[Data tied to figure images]
"""

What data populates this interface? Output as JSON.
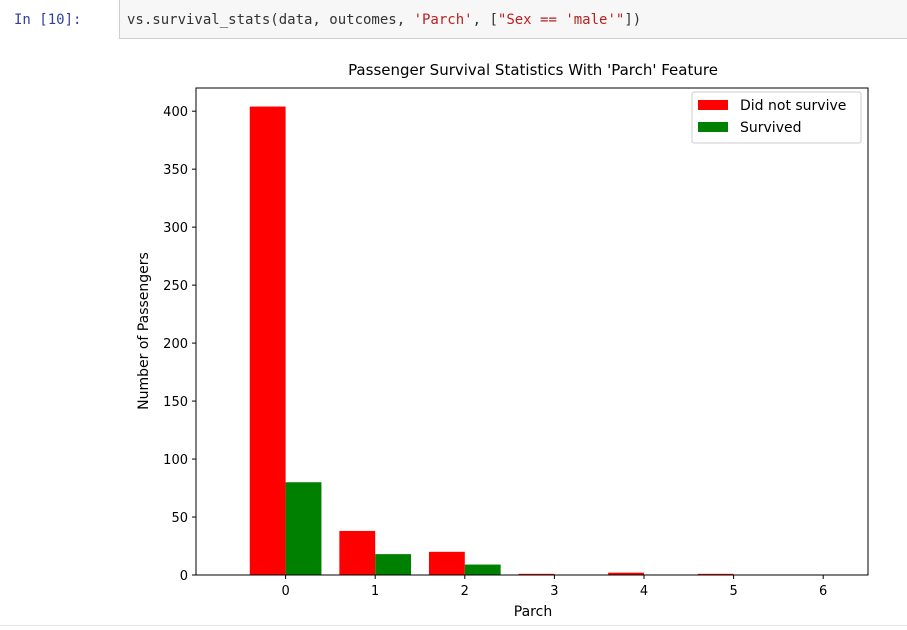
{
  "cell": {
    "prompt": "In  [10]:",
    "code_fn": "vs.survival_stats(data, outcomes, ",
    "code_arg1": "'Parch'",
    "code_mid": ", [",
    "code_arg2": "\"Sex == 'male'\"",
    "code_end": "])"
  },
  "colors": {
    "did_not_survive": "#ff0000",
    "survived": "#008000"
  },
  "chart_data": {
    "type": "bar",
    "title": "Passenger Survival Statistics With 'Parch' Feature",
    "xlabel": "Parch",
    "ylabel": "Number of Passengers",
    "xlim": [
      -1,
      6.5
    ],
    "ylim": [
      0,
      420
    ],
    "xticks": [
      0,
      1,
      2,
      3,
      4,
      5,
      6
    ],
    "yticks": [
      0,
      50,
      100,
      150,
      200,
      250,
      300,
      350,
      400
    ],
    "legend_position": "top-right",
    "series": [
      {
        "name": "Did not survive",
        "color": "#ff0000",
        "points": [
          {
            "x": 0,
            "value": 404
          },
          {
            "x": 1,
            "value": 38
          },
          {
            "x": 2,
            "value": 20
          },
          {
            "x": 3,
            "value": 1
          },
          {
            "x": 4,
            "value": 2
          },
          {
            "x": 5,
            "value": 1
          }
        ]
      },
      {
        "name": "Survived",
        "color": "#008000",
        "points": [
          {
            "x": 0,
            "value": 80
          },
          {
            "x": 1,
            "value": 18
          },
          {
            "x": 2,
            "value": 9
          },
          {
            "x": 3,
            "value": 0
          },
          {
            "x": 4,
            "value": 0
          },
          {
            "x": 5,
            "value": 0
          }
        ]
      }
    ]
  }
}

"""

- **What you will do**:
Write the records out once more, exactly as they appear, with no pictures.

- **Final result**:
What data populates this interface? Output as JSON.
{
  "cell": {
    "prompt": "In  [10]:",
    "code_fn": "vs.survival_stats(data, outcomes, ",
    "code_arg1": "'Parch'",
    "code_mid": ", [",
    "code_arg2": "\"Sex == 'male'\"",
    "code_end": "])"
  },
  "colors": {
    "did_not_survive": "#ff0000",
    "survived": "#008000"
  },
  "chart_data": {
    "type": "bar",
    "title": "Passenger Survival Statistics With 'Parch' Feature",
    "xlabel": "Parch",
    "ylabel": "Number of Passengers",
    "xlim": [
      -1,
      6.5
    ],
    "ylim": [
      0,
      420
    ],
    "xticks": [
      0,
      1,
      2,
      3,
      4,
      5,
      6
    ],
    "yticks": [
      0,
      50,
      100,
      150,
      200,
      250,
      300,
      350,
      400
    ],
    "legend_position": "top-right",
    "series": [
      {
        "name": "Did not survive",
        "color": "#ff0000",
        "points": [
          {
            "x": 0,
            "value": 404
          },
          {
            "x": 1,
            "value": 38
          },
          {
            "x": 2,
            "value": 20
          },
          {
            "x": 3,
            "value": 1
          },
          {
            "x": 4,
            "value": 2
          },
          {
            "x": 5,
            "value": 1
          }
        ]
      },
      {
        "name": "Survived",
        "color": "#008000",
        "points": [
          {
            "x": 0,
            "value": 80
          },
          {
            "x": 1,
            "value": 18
          },
          {
            "x": 2,
            "value": 9
          },
          {
            "x": 3,
            "value": 0
          },
          {
            "x": 4,
            "value": 0
          },
          {
            "x": 5,
            "value": 0
          }
        ]
      }
    ]
  }
}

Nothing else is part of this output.